**Exercise brief**. Collect every line below that contains the word "larini".

**Task material**.
>> BEGIN
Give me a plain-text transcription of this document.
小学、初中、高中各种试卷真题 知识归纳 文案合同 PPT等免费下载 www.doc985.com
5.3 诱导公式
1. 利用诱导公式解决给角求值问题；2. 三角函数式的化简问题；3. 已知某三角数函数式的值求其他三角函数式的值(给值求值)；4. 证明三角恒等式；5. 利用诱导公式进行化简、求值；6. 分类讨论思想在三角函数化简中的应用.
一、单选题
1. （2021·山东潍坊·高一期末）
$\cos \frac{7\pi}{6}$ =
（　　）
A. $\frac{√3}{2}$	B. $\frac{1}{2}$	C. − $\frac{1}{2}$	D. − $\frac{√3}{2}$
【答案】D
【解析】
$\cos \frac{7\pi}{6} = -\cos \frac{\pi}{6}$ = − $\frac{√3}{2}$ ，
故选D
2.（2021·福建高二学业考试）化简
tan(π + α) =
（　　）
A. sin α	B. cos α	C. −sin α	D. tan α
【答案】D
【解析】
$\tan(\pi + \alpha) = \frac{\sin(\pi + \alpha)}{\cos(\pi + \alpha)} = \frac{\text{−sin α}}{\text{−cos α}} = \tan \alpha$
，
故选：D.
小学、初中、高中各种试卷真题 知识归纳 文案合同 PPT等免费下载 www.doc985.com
>> END
>> BEGIN
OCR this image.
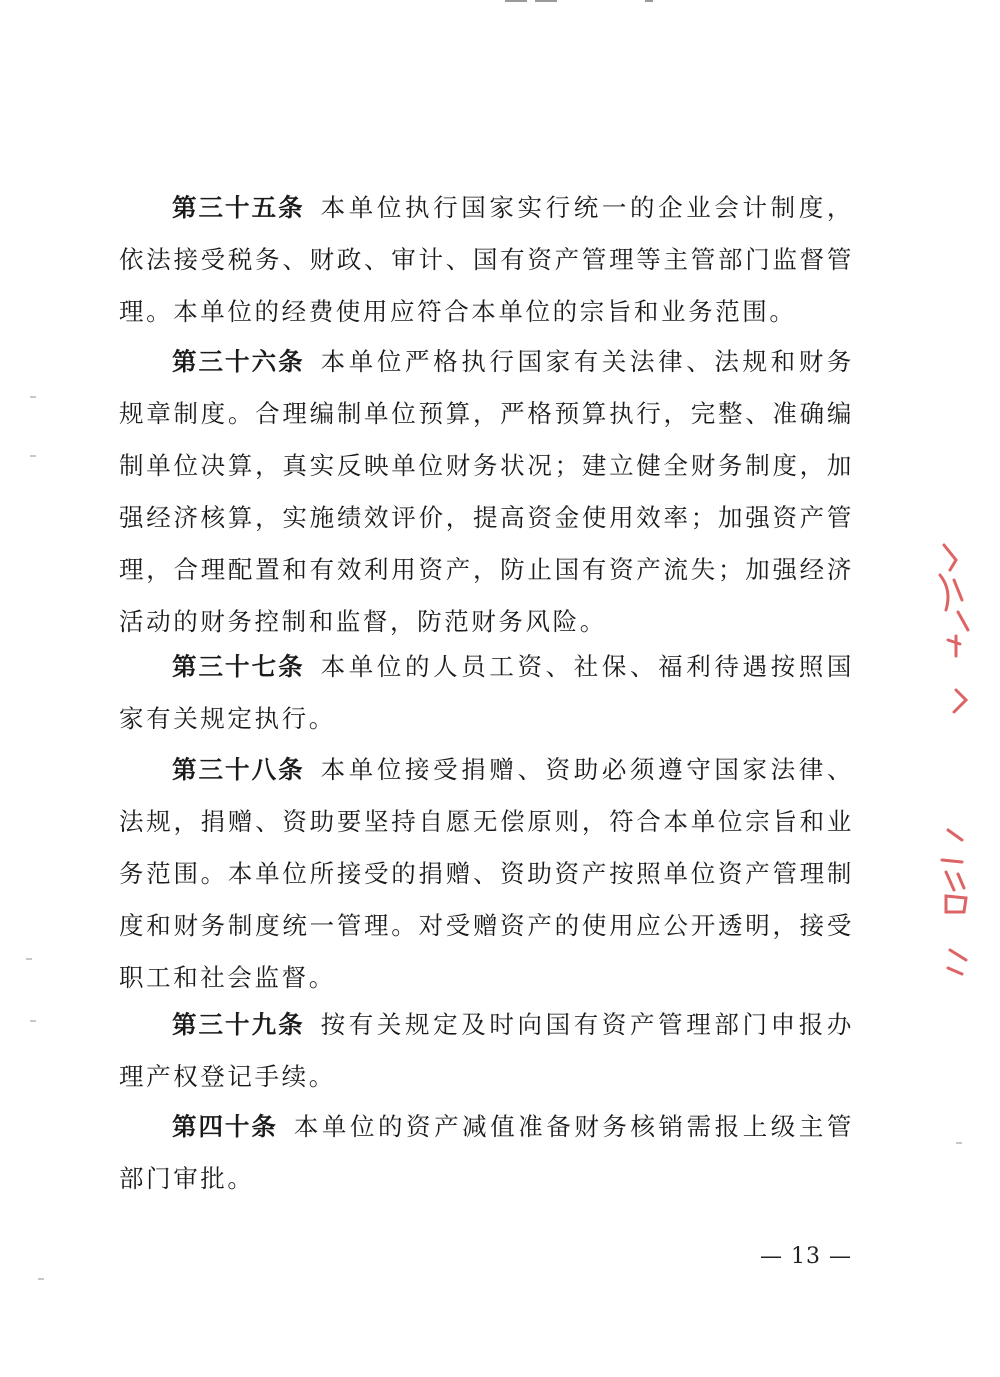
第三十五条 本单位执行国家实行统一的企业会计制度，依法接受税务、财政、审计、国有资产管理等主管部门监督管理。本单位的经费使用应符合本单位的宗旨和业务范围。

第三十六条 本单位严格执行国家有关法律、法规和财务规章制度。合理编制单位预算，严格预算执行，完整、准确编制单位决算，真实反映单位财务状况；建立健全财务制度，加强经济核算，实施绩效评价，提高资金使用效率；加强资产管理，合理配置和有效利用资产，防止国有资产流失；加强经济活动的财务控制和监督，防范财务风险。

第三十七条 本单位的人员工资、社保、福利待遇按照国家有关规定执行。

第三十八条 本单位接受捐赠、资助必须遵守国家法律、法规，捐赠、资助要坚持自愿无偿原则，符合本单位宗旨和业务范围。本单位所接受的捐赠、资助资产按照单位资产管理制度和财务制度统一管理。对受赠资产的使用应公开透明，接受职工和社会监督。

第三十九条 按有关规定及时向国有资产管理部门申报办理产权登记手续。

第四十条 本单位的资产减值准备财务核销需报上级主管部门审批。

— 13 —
>> END
>> BEGIN
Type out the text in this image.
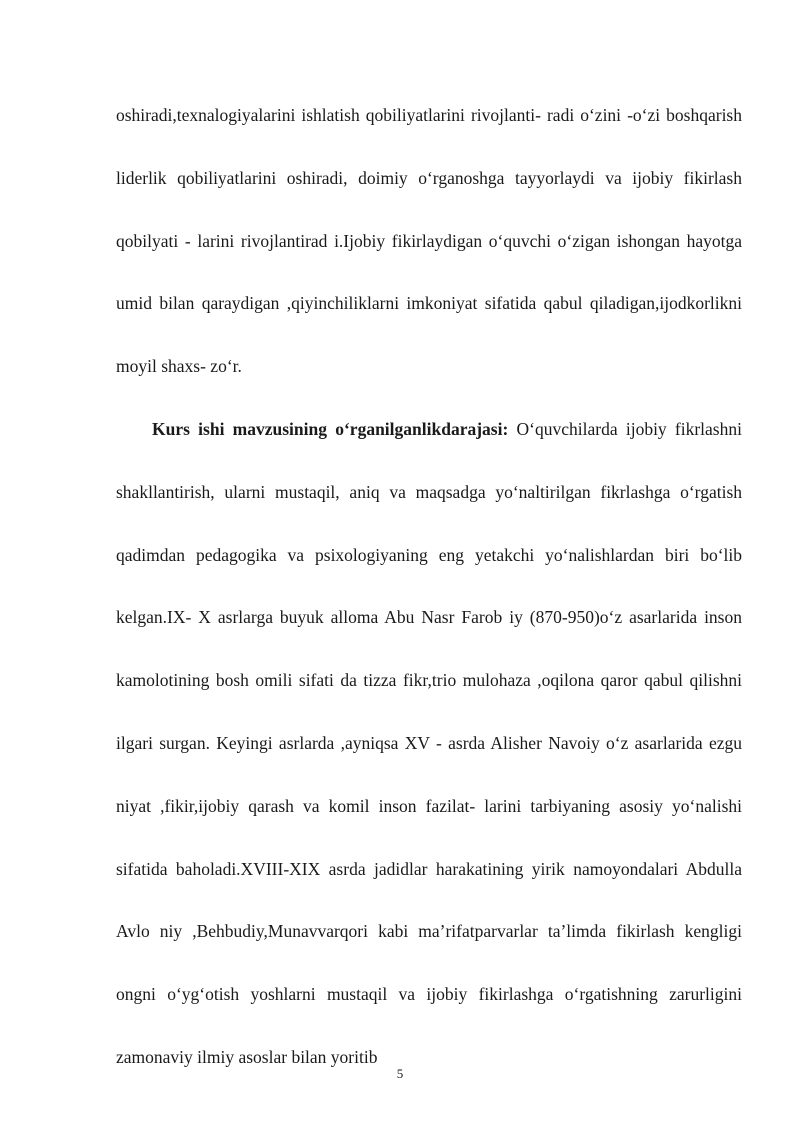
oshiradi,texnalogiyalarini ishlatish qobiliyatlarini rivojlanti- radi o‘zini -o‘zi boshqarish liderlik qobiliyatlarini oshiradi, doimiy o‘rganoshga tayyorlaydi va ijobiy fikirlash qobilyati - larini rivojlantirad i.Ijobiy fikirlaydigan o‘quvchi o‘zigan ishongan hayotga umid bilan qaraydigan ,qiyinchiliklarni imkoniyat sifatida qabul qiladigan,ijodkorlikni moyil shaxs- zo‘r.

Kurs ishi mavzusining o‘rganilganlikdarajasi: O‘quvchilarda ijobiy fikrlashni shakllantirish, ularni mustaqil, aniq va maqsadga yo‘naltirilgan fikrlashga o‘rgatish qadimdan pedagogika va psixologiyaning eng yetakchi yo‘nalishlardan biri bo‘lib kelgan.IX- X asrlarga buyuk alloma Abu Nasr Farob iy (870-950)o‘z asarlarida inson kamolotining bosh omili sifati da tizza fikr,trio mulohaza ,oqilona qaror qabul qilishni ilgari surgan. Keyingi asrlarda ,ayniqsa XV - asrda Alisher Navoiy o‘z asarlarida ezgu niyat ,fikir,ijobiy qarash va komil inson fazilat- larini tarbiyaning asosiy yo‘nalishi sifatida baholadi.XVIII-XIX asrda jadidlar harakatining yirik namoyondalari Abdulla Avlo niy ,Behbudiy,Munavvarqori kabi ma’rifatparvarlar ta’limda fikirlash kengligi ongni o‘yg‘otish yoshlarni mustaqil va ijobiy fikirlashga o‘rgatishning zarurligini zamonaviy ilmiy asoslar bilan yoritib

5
>> END
**In response**.
oshiradi,texnalogiyalarini ishlatish qobiliyatlarini rivojlanti- radi o‘zini -o‘zi boshqarish liderlik qobiliyatlarini oshiradi, doimiy o‘rganoshga tayyorlaydi va ijobiy fikirlash qobilyati - larini rivojlantirad i.Ijobiy fikirlaydigan o‘quvchi o‘zigan ishongan hayotga umid bilan qaraydigan ,qiyinchiliklarni imkoniyat sifatida qabul qiladigan,ijodkorlikni moyil shaxs- zo‘r.
Kurs ishi mavzusining o‘rganilganlikdarajasi: O‘quvchilarda ijobiy fikrlashni shakllantirish, ularni mustaqil, aniq va maqsadga yo‘naltirilgan fikrlashga o‘rgatish qadimdan pedagogika va psixologiyaning eng yetakchi yo‘nalishlardan biri bo‘lib kelgan.IX- X asrlarga buyuk alloma Abu Nasr Farob iy (870-950)o‘z asarlarida inson kamolotining bosh omili sifati da tizza fikr,trio mulohaza ,oqilona qaror qabul qilishni ilgari surgan. Keyingi asrlarda ,ayniqsa XV - asrda Alisher Navoiy o‘z asarlarida ezgu niyat ,fikir,ijobiy qarash va komil inson fazilat- larini tarbiyaning asosiy yo‘nalishi sifatida baholadi.XVIII-XIX asrda jadidlar harakatining yirik namoyondalari Abdulla Avlo niy ,Behbudiy,Munavvarqori kabi ma’rifatparvarlar ta’limda fikirlash kengligi ongni o‘yg‘otish yoshlarni mustaqil va ijobiy fikirlashga o‘rgatishning zarurligini zamonaviy ilmiy asoslar bilan yoritib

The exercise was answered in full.